▶ _Aim_
Among the lines of these entries, how many hold the word "with"? State only the number.

▶ _Information shown_
== == ==

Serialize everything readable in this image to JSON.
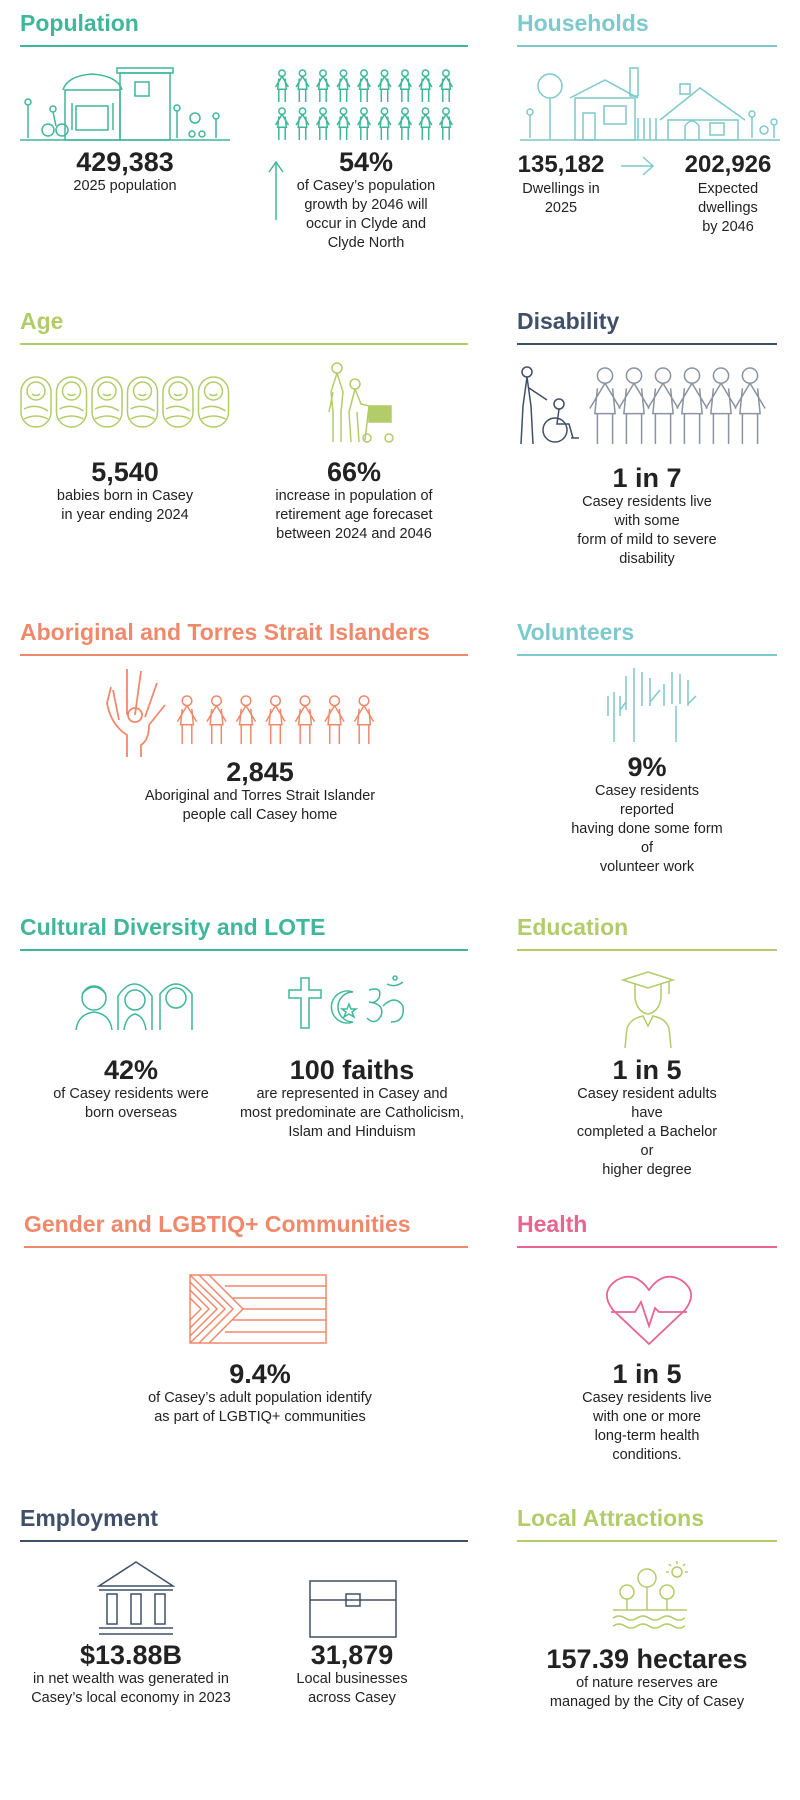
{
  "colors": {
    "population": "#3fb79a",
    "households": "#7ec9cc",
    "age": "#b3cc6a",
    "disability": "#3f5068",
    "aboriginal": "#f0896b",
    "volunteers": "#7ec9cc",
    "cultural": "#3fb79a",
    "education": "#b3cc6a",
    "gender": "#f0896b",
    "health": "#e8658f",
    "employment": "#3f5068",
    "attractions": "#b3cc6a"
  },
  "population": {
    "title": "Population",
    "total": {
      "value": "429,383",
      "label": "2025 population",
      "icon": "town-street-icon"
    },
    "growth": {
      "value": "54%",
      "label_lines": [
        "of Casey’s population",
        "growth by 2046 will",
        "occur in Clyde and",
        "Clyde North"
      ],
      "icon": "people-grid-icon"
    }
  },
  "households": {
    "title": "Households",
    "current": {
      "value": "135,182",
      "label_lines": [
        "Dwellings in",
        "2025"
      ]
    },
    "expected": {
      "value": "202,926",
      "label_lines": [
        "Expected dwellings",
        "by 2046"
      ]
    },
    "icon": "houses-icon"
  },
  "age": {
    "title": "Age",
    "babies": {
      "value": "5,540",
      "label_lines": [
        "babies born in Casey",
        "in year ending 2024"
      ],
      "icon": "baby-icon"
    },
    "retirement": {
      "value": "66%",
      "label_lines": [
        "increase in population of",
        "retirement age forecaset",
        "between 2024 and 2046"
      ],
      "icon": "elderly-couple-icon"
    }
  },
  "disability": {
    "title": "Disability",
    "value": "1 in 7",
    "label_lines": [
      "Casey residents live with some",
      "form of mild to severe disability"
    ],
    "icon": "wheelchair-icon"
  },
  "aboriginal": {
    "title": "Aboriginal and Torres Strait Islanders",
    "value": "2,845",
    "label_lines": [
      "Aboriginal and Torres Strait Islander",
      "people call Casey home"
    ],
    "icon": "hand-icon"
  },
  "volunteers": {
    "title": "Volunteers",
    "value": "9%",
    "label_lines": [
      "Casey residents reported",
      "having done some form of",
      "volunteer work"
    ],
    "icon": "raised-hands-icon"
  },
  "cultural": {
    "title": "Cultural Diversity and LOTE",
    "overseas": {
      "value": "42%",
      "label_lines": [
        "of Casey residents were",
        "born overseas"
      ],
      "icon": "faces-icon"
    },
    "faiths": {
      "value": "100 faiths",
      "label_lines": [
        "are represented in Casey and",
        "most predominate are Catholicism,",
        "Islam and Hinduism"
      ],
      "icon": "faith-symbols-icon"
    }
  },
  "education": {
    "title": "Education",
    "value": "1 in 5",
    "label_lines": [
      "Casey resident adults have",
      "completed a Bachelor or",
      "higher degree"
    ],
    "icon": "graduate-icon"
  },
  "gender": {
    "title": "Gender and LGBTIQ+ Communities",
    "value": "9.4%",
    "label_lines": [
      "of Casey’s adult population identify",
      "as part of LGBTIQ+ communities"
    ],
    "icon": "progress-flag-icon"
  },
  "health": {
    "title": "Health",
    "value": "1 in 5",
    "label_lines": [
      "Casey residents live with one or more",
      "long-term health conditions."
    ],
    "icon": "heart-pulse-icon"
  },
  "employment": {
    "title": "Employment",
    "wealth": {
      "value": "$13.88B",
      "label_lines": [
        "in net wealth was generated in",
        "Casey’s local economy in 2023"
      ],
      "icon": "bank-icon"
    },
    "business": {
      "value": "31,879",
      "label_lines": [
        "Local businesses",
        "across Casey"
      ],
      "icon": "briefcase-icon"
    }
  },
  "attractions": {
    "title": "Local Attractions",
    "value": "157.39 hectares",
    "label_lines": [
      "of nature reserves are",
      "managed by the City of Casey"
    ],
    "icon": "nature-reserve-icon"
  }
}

== == ==

▶ _Solution to this task_
2